> [Task]: Please copy every line of the records below that holds the word "citation".

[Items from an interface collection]
# # # #
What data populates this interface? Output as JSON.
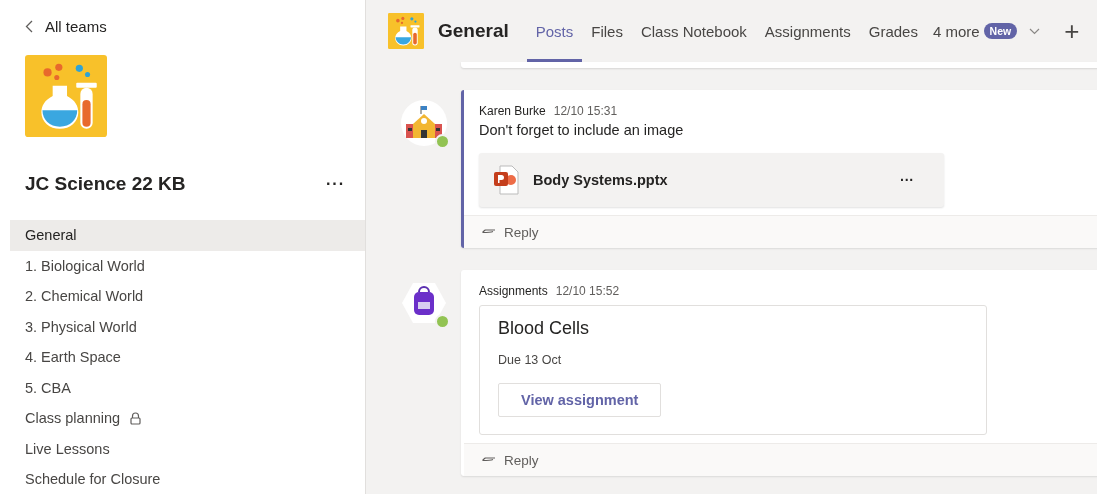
{
  "sidebar": {
    "back_link": "All teams",
    "team_name": "JC Science 22 KB",
    "more_menu": "···",
    "channels": [
      {
        "name": "General",
        "selected": true,
        "private": false
      },
      {
        "name": "1. Biological World",
        "selected": false,
        "private": false
      },
      {
        "name": "2. Chemical World",
        "selected": false,
        "private": false
      },
      {
        "name": "3. Physical World",
        "selected": false,
        "private": false
      },
      {
        "name": "4. Earth Space",
        "selected": false,
        "private": false
      },
      {
        "name": "5. CBA",
        "selected": false,
        "private": false
      },
      {
        "name": "Class planning",
        "selected": false,
        "private": true
      },
      {
        "name": "Live Lessons",
        "selected": false,
        "private": false
      },
      {
        "name": "Schedule for Closure",
        "selected": false,
        "private": false
      }
    ]
  },
  "header": {
    "channel_name": "General",
    "tabs": [
      {
        "label": "Posts",
        "selected": true
      },
      {
        "label": "Files",
        "selected": false
      },
      {
        "label": "Class Notebook",
        "selected": false
      },
      {
        "label": "Assignments",
        "selected": false
      },
      {
        "label": "Grades",
        "selected": false
      }
    ],
    "more_tabs": {
      "label": "4 more",
      "badge": "New"
    },
    "add_tab": "+"
  },
  "messages": [
    {
      "kind": "post",
      "author": "Karen Burke",
      "time": "12/10 15:31",
      "text": "Don't forget to include an image",
      "highlighted": true,
      "online": true,
      "attachment": {
        "name": "Body Systems.pptx",
        "menu": "···"
      },
      "reply": "Reply"
    },
    {
      "kind": "assignment",
      "author": "Assignments",
      "time": "12/10 15:52",
      "highlighted": false,
      "online": true,
      "assignment": {
        "title": "Blood Cells",
        "due": "Due 13 Oct",
        "button": "View assignment"
      },
      "reply": "Reply"
    }
  ]
}
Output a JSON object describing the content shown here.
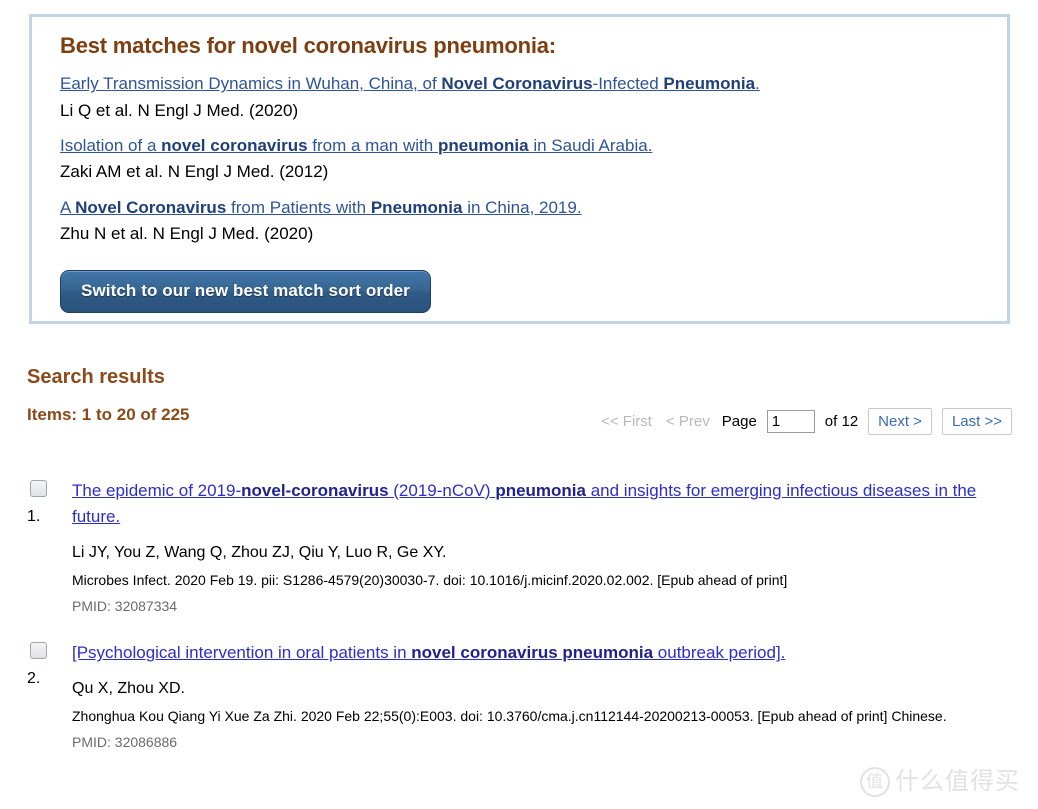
{
  "best_matches": {
    "heading": "Best matches for novel coronavirus pneumonia:",
    "entries": [
      {
        "title_parts": [
          {
            "text": "Early Transmission Dynamics in Wuhan, China, of ",
            "bold": false
          },
          {
            "text": "Novel Coronavirus",
            "bold": true
          },
          {
            "text": "-Infected ",
            "bold": false
          },
          {
            "text": "Pneumonia",
            "bold": true
          },
          {
            "text": ".",
            "bold": false
          }
        ],
        "citation": "Li Q et al. N Engl J Med. (2020)"
      },
      {
        "title_parts": [
          {
            "text": "Isolation of a ",
            "bold": false
          },
          {
            "text": "novel coronavirus",
            "bold": true
          },
          {
            "text": " from a man with ",
            "bold": false
          },
          {
            "text": "pneumonia",
            "bold": true
          },
          {
            "text": " in Saudi Arabia.",
            "bold": false
          }
        ],
        "citation": "Zaki AM et al. N Engl J Med. (2012)"
      },
      {
        "title_parts": [
          {
            "text": "A ",
            "bold": false
          },
          {
            "text": "Novel Coronavirus",
            "bold": true
          },
          {
            "text": " from Patients with ",
            "bold": false
          },
          {
            "text": "Pneumonia",
            "bold": true
          },
          {
            "text": " in China, 2019.",
            "bold": false
          }
        ],
        "citation": "Zhu N et al. N Engl J Med. (2020)"
      }
    ],
    "switch_button_label": "Switch to our new best match sort order"
  },
  "search_results": {
    "heading": "Search results",
    "items_count_label": "Items: 1 to 20 of 225"
  },
  "pager": {
    "first_label": "<< First",
    "prev_label": "< Prev",
    "page_label": "Page",
    "page_value": "1",
    "of_label": "of 12",
    "next_label": "Next >",
    "last_label": "Last >>"
  },
  "results": [
    {
      "index": "1.",
      "title_parts": [
        {
          "text": "The epidemic of 2019-",
          "bold": false
        },
        {
          "text": "novel-coronavirus",
          "bold": true
        },
        {
          "text": " (2019-nCoV) ",
          "bold": false
        },
        {
          "text": "pneumonia",
          "bold": true
        },
        {
          "text": " and insights for emerging infectious diseases in the future.",
          "bold": false
        }
      ],
      "authors": "Li JY, You Z, Wang Q, Zhou ZJ, Qiu Y, Luo R, Ge XY.",
      "source": "Microbes Infect. 2020 Feb 19. pii: S1286-4579(20)30030-7. doi: 10.1016/j.micinf.2020.02.002. [Epub ahead of print]",
      "pmid": "PMID: 32087334"
    },
    {
      "index": "2.",
      "title_parts": [
        {
          "text": "[Psychological intervention in oral patients in ",
          "bold": false
        },
        {
          "text": "novel coronavirus pneumonia",
          "bold": true
        },
        {
          "text": " outbreak period].",
          "bold": false
        }
      ],
      "authors": "Qu X, Zhou XD.",
      "source": "Zhonghua Kou Qiang Yi Xue Za Zhi. 2020 Feb 22;55(0):E003. doi: 10.3760/cma.j.cn112144-20200213-00053. [Epub ahead of print] Chinese.",
      "pmid": "PMID: 32086886"
    }
  ],
  "watermark": {
    "mark": "值",
    "text": "什么值得买"
  },
  "colors": {
    "heading_brown": "#7d3f12",
    "results_brown": "#8b4a1a",
    "panel_border": "#c3d4e4",
    "best_match_link": "#2f5496",
    "result_link": "#2d2dc8",
    "button_blue": "#36648f"
  }
}
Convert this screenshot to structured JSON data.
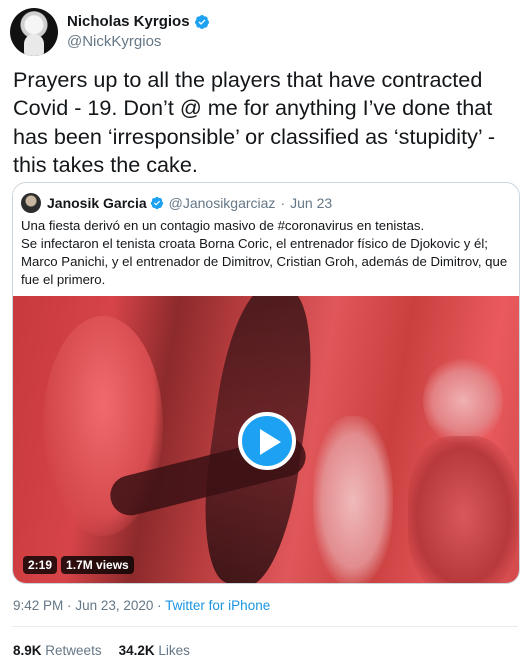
{
  "author": {
    "name": "Nicholas Kyrgios",
    "handle": "@NickKyrgios"
  },
  "tweet": {
    "text": "Prayers up to all the players that have contracted Covid - 19. Don’t @ me for anything I’ve done that has been ‘irresponsible’ or classified as ‘stupidity’ - this takes the cake."
  },
  "quoted": {
    "name": "Janosik Garcia",
    "handle": "@Janosikgarciaz",
    "date": "Jun 23",
    "text": "Una fiesta derivó en un contagio masivo de #coronavirus en tenistas.\nSe infectaron el tenista croata Borna Coric, el entrenador físico de Djokovic y él; Marco Panichi, y el entrenador de Dimitrov, Cristian Groh, además de Dimitrov, que fue el primero.",
    "video": {
      "duration": "2:19",
      "views": "1.7M views"
    }
  },
  "meta": {
    "time": "9:42 PM",
    "date": "Jun 23, 2020",
    "source": "Twitter for iPhone"
  },
  "stats": {
    "retweets_count": "8.9K",
    "retweets_label": "Retweets",
    "likes_count": "34.2K",
    "likes_label": "Likes"
  },
  "colors": {
    "accent": "#1da1f2",
    "link": "#1b95e0",
    "muted": "#657786"
  }
}
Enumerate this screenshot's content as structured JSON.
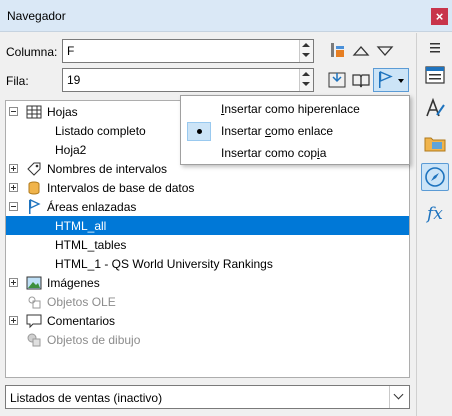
# # # #
> [Task response]:
        "citation": "Li Q et al. N Engl J Med. (2020)"
        "citation": "Zaki AM et al. N Engl J Med. (2012)"
        "citation": "Zhu N et al. N Engl J Med. (2020)"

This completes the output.